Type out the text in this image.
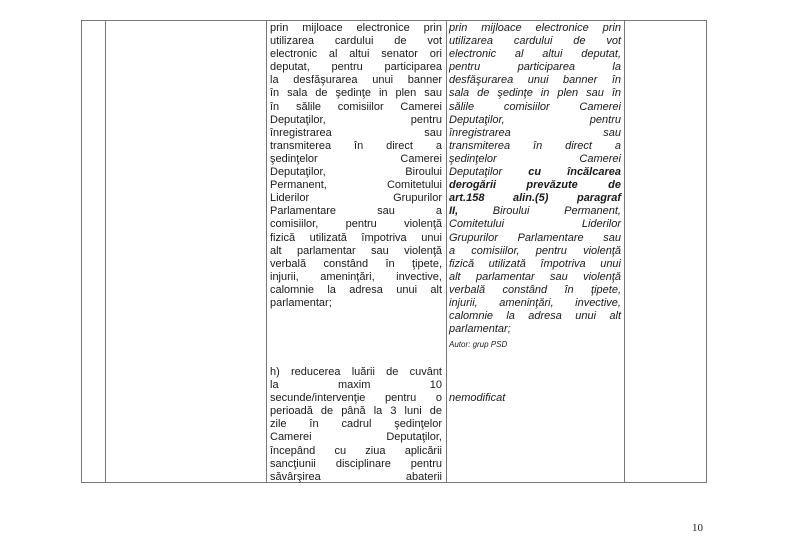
prin mijloace electronice prin
utilizarea cardului de vot
electronic al altui senator ori
deputat, pentru participarea
la desfăşurarea unui banner
în sala de şedinţe in plen sau
în sălile comisiilor Camerei
Deputaţilor, pentru
înregistrarea sau
transmiterea în direct a
şedinţelor Camerei
Deputaţilor, Biroului
Permanent, Comitetului
Liderilor Grupurilor
Parlamentare sau a
comisiilor, pentru violenţă
fizică utilizată împotriva unui
alt parlamentar sau violenţă
verbală constând în ţipete,
injurii, ameninţări, invective,
calomnie la adresa unui alt
parlamentar;
h) reducerea luării de cuvânt
la maxim 10
secunde/intervenţie pentru o
perioadă de până la 3 luni de
zile în cadrul şedinţelor
Camerei Deputaţilor,
începând cu ziua aplicării
sancţiunii disciplinare pentru
săvârşirea abaterii
prin mijloace electronice prin
utilizarea cardului de vot
electronic al altui deputat,
pentru participarea la
desfăşurarea unui banner în
sala de şedinţe in plen sau în
sălile comisiilor Camerei
Deputaţilor, pentru
înregistrarea sau
transmiterea în direct a
şedinţelor Camerei
Deputaţilor cu încălcarea
derogării prevăzute de
art.158 alin.(5) paragraf
II, Biroului Permanent,
Comitetului Liderilor
Grupurilor Parlamentare sau
a comisiilor, pentru violenţă
fizică utilizată împotriva unui
alt parlamentar sau violenţă
verbală constând în ţipete,
injurii, ameninţări, invective,
calomnie la adresa unui alt
parlamentar;
Autor: grup PSD
nemodificat
10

# [What you will do]
Leave out the pictures and output the rest of the material exactly as written.

# [Answer in full]
Type out the text in this image.
prin mijloace electronice prin
utilizarea cardului de vot
electronic al altui senator ori
deputat, pentru participarea
la desfăşurarea unui banner
în sala de şedinţe in plen sau
în sălile comisiilor Camerei
Deputaţilor, pentru
înregistrarea sau
transmiterea în direct a
şedinţelor Camerei
Deputaţilor, Biroului
Permanent, Comitetului
Liderilor Grupurilor
Parlamentare sau a
comisiilor, pentru violenţă
fizică utilizată împotriva unui
alt parlamentar sau violenţă
verbală constând în ţipete,
injurii, ameninţări, invective,
calomnie la adresa unui alt
parlamentar;
h) reducerea luării de cuvânt
la maxim 10
secunde/intervenţie pentru o
perioadă de până la 3 luni de
zile în cadrul şedinţelor
Camerei Deputaţilor,
începând cu ziua aplicării
sancţiunii disciplinare pentru
săvârşirea abaterii
prin mijloace electronice prin
utilizarea cardului de vot
electronic al altui deputat,
pentru participarea la
desfăşurarea unui banner în
sala de şedinţe in plen sau în
sălile comisiilor Camerei
Deputaţilor, pentru
înregistrarea sau
transmiterea în direct a
şedinţelor Camerei
Deputaţilor cu încălcarea
derogării prevăzute de
art.158 alin.(5) paragraf
II, Biroului Permanent,
Comitetului Liderilor
Grupurilor Parlamentare sau
a comisiilor, pentru violenţă
fizică utilizată împotriva unui
alt parlamentar sau violenţă
verbală constând în ţipete,
injurii, ameninţări, invective,
calomnie la adresa unui alt
parlamentar;
Autor: grup PSD
nemodificat
10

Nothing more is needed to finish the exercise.